::: Page extract

Meanwhile, in Britain most illustrations of the work were descending into "high kitsch and low camp". The 1798 edition, for example, illustrated by a variety of contemporary artists, is particularly noted now for Thomas Stothard's watercolour in which fairies are pictured with wings. Advised by William Blake to make the sylphs like butterflies, Stothard decided to "paint the wing from the butterfly itself" and immediately went out to catch one.

Oil paintings by two artists rise a little above this judgement. Henry Fuseli's erotic The Dream of Belinda goes beyond the actual episode to incorporate other imagery from the poem and some details peculiar only to Fuseli, such as the white moths in copulation in the lower foreground. He also illustrated the Cave of Spleen episode from Canto 4, but this met with contemporary scepticism and the original is now lost. Only Thomas Holloway's print remains to suggest that critics might have been right in seeing in it more "burlesque than sublimity". In the following century, Charles Robert Leslie's 1854 period piece, Sir Plume Demands the Restoration of the Lock, takes place in a cluttered drawing room in which the kind of lap dog present in many previous pictures feeds from a dish on the floor.

The nine photo-engravings with which Aubrey Beardsley "embroidered" the 1896 edition of the poem drew on the French rococo style, in which there was a contemporary revival of interest. Well received at the time, their enduring popularity can be attributed to their reinterpreting of the poem in ways only a very few had managed earlier.

::::::
::: Data under study

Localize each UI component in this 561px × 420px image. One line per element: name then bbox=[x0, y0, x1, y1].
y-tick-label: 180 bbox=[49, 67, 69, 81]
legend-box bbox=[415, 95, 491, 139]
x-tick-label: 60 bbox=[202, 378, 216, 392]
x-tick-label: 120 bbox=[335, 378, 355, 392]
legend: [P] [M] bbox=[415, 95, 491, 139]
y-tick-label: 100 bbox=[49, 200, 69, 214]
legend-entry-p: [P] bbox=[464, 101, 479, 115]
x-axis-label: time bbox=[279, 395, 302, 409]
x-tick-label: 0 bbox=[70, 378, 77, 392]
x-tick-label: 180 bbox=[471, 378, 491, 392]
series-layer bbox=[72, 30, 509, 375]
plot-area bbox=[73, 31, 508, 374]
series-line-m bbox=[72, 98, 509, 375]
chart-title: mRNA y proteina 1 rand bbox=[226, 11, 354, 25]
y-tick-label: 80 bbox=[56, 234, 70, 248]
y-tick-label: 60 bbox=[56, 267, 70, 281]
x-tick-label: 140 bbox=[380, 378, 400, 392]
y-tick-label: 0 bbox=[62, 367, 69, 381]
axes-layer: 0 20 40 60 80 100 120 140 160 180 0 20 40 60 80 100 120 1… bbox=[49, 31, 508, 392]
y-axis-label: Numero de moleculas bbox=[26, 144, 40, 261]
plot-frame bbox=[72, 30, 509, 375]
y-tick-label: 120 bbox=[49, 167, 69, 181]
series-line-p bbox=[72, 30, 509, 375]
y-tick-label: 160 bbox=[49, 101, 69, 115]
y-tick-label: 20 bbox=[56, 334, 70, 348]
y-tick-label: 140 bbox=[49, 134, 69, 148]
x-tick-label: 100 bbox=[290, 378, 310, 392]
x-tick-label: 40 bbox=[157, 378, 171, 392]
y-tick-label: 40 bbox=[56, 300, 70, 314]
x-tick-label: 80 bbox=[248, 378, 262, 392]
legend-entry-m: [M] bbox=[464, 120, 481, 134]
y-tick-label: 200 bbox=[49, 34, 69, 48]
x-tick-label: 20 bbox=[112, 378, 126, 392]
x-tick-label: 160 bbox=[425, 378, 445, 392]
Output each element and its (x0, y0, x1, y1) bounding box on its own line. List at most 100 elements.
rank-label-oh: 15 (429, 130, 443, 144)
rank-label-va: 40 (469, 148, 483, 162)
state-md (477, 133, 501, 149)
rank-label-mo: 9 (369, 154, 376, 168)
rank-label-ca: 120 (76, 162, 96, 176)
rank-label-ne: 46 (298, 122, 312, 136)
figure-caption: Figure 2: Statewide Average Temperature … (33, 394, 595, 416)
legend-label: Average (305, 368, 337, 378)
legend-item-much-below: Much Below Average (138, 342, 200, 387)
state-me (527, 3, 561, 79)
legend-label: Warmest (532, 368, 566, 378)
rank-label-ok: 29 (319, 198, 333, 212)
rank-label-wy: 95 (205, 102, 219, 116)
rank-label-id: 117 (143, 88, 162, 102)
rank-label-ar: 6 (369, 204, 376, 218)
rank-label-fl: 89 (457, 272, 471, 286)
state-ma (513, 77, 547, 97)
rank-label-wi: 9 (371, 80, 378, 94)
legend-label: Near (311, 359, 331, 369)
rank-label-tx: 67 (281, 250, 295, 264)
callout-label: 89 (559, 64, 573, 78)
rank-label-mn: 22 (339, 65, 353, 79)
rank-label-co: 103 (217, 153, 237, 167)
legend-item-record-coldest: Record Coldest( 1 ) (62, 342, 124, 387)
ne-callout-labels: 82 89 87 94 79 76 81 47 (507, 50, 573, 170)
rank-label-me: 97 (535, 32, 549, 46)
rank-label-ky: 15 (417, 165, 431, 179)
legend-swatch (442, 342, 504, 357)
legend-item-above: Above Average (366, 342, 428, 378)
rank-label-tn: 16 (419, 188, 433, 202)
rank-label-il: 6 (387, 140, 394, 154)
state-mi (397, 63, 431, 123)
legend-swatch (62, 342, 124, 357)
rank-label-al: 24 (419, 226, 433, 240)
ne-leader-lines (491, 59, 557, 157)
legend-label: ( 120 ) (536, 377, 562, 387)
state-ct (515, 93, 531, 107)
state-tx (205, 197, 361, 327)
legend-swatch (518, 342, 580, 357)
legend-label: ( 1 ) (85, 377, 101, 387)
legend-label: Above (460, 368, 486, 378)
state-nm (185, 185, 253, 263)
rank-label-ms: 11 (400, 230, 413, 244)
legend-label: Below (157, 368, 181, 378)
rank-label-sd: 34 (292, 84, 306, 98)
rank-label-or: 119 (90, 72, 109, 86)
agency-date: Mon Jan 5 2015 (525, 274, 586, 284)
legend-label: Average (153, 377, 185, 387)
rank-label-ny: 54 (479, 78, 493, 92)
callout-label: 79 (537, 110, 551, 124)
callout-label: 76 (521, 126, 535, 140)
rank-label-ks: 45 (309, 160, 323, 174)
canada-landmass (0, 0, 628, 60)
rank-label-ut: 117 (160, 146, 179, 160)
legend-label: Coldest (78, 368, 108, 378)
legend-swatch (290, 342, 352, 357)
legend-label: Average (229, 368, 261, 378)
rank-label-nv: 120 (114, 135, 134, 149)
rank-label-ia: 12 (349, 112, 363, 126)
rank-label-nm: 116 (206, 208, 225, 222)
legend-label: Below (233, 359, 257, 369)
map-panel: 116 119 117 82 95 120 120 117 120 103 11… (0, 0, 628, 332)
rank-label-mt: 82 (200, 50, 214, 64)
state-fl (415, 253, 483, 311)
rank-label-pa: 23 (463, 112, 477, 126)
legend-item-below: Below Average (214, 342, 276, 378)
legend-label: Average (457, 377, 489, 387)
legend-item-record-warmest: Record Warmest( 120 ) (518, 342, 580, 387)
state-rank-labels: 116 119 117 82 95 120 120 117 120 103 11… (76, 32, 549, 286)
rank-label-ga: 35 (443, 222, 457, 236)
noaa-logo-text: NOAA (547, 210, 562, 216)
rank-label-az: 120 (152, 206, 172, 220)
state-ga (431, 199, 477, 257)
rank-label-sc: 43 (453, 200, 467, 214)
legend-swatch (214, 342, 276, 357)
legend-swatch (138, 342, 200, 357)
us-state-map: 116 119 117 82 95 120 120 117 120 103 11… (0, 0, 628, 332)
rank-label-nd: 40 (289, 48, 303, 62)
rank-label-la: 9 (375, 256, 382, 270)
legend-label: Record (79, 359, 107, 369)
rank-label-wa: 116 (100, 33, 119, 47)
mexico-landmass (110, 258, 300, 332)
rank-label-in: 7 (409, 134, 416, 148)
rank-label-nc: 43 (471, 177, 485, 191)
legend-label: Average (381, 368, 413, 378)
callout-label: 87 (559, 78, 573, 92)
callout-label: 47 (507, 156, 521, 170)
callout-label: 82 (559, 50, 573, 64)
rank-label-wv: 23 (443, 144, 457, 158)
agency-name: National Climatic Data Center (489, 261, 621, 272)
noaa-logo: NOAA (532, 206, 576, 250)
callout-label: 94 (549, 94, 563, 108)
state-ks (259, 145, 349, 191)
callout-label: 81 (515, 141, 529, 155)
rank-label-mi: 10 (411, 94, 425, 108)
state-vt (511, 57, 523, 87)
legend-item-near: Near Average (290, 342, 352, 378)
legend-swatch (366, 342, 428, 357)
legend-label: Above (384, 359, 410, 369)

::::::

**Assigned task A**
Using the passage on illustrations of the poem, decide whether each statement below agrees with it. For each one, answer yes or no and quote the exact words that decide it.
(i) Stothard went out to catch a butterfly so he could paint its wing.
(ii) The original of Fuseli's Cave of Spleen painting still survives.
(iii) Beardsley provided twelve photo-engravings for the 1896 edition.
**Assigned task B**
Go on with the passage on illustrations of the poem, starting after its final sentence.

**Answer box A**
(i) Yes: "decided to "paint the wing from the butterfly itself" and immediately went out to catch one."
(ii) No: "the original is now lost."
(iii) No: "The nine photo-engravings with which Aubrey Beardsley "embroidered" the 1896 edition of the poem"

**Answer box B**
==Influence==
Pope's fanciful conclusion to his work, translating the stolen lock into the sky, where "'midst the stars [it] inscribes Belinda's name", alludes to the similar myth about the hair of the (real-world) Berenice II of Egypt, said to have been taken up to the heavens as the constellation Coma Berenices. This celestial conclusion contributed to the eventual naming of three of the moons of Uranus after characters from The Rape of the Lock: Umbriel, Ariel, and Belinda. The first two are major bodies, named in 1852 by John Herschel, a year after their discovery. The inner satellite Belinda was discovered in 1986, and is the only other of the planet's moons taken from Pope's poem rather than Shakespeare's works.

Modern adaptations of The Rape of the Lock include Deborah Mason's opera-ballet, on which the composer worked since 2002. Its premiere was as an opera-oratorio in June 2016, performed by the Spectrum Symphony of New York city and the New York Baroque Dance Company. There was a 2006 performance at Sheffield University's Drama Studio of a musical work based on Pope's poem composed by Jenny Jackson.